Locate the string "text" in the listing below. Copy every line where it is found.

§ RECORDS TO PROCESS:
** Start **

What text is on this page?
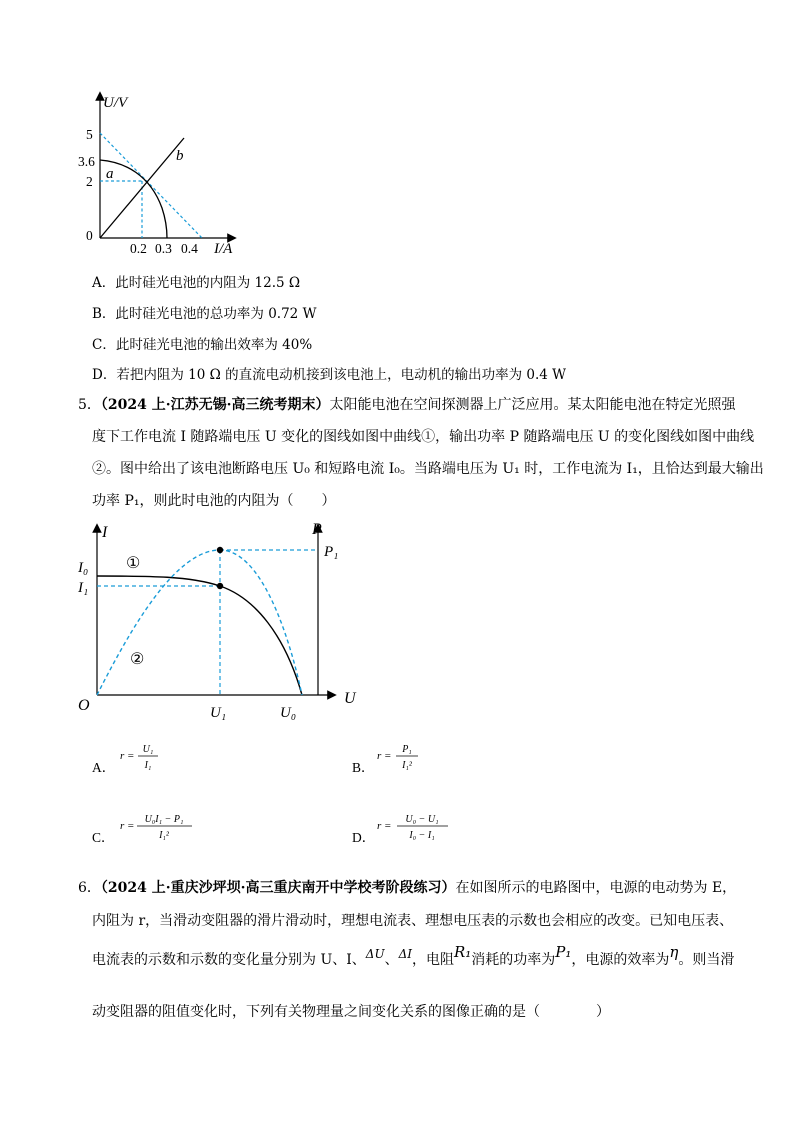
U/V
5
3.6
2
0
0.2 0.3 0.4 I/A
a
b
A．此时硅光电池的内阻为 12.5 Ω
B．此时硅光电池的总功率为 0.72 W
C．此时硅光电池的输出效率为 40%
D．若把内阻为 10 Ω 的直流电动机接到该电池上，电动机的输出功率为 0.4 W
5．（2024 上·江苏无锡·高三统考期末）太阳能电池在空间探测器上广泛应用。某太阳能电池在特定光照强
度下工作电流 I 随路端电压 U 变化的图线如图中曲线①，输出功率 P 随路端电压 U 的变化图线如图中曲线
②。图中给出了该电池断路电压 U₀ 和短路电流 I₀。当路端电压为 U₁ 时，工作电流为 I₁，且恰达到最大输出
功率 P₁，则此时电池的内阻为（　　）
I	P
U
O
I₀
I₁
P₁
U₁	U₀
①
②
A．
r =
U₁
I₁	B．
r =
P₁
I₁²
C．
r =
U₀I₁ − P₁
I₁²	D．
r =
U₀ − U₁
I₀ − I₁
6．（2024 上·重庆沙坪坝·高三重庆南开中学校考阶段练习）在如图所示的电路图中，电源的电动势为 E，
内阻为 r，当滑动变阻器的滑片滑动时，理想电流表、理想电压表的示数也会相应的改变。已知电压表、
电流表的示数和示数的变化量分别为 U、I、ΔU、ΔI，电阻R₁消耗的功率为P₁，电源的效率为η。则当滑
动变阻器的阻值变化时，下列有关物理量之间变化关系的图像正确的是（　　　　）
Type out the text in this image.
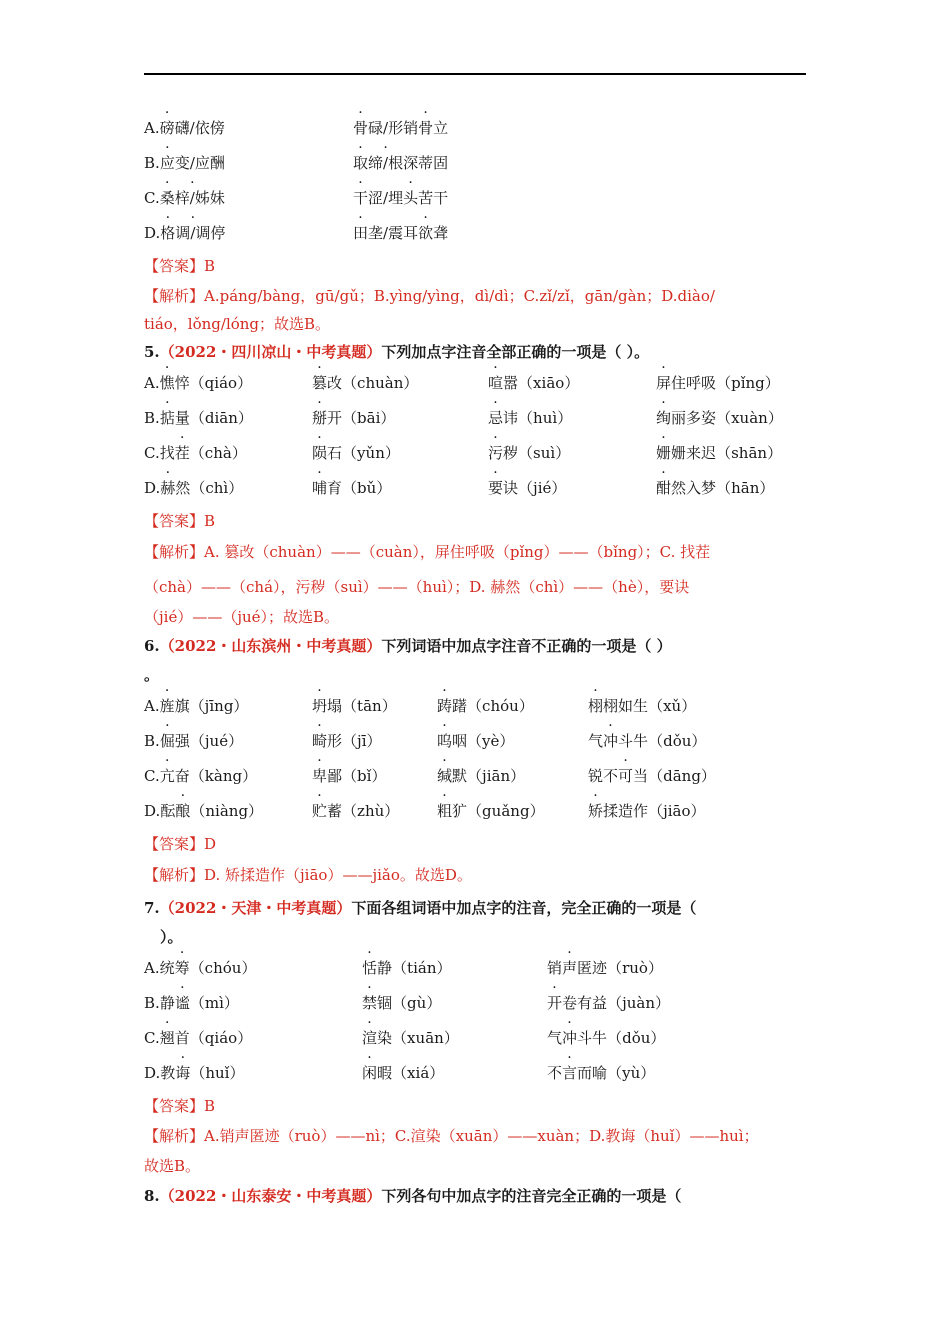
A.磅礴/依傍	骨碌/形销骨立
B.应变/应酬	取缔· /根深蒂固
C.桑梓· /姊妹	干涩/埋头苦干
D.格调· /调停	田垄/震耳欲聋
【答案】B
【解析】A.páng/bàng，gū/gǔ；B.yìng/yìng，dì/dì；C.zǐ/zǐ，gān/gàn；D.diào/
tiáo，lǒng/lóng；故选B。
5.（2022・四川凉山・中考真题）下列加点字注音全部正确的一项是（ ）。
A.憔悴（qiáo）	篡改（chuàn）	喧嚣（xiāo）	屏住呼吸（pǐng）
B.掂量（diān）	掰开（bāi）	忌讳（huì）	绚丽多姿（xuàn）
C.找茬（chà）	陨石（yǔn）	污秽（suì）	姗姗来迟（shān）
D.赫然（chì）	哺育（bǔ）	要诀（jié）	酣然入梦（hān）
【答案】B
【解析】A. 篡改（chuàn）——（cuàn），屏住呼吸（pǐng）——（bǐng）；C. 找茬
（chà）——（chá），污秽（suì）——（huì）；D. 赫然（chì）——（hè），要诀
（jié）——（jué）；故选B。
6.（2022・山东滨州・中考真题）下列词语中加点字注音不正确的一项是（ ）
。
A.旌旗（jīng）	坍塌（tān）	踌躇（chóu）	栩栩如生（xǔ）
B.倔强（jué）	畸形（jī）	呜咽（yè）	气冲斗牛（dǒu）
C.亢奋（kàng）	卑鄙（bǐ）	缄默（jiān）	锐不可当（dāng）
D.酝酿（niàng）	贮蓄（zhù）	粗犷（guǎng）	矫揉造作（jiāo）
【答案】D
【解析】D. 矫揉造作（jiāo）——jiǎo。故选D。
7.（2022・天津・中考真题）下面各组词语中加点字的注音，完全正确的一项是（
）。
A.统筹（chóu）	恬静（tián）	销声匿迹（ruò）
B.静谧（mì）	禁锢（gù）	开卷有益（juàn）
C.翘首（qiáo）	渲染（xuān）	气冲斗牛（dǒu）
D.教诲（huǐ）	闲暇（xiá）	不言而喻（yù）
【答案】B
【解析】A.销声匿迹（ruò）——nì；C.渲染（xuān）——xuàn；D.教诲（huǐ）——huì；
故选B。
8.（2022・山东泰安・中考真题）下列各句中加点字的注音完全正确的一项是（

** End **
** Start **

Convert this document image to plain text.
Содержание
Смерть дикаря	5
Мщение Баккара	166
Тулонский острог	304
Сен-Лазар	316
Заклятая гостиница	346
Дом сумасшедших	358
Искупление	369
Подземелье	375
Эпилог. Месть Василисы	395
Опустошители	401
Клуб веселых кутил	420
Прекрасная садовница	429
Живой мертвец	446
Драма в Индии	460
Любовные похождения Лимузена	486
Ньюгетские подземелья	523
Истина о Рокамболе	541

** End **
** Start **

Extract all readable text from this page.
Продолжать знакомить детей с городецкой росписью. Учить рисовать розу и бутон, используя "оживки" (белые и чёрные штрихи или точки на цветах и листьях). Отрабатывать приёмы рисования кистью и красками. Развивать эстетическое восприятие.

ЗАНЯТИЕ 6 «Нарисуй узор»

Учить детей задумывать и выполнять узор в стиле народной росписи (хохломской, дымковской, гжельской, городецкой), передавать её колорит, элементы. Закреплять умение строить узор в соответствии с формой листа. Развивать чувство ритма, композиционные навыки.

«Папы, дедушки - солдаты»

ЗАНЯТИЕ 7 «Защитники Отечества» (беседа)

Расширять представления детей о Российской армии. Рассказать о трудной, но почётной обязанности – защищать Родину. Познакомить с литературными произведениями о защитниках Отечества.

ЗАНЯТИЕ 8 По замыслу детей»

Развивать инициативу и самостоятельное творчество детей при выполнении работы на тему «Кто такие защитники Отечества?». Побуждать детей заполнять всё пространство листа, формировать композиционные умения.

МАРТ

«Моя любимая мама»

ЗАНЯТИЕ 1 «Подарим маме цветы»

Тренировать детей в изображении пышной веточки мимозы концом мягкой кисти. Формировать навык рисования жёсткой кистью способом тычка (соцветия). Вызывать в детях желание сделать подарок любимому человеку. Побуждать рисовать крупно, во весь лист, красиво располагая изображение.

** End **

§ FINAL RESULT:
What text is on this page?
Type out the text in this image.
Convert this document image to plain text.
Extract all readable text from this page.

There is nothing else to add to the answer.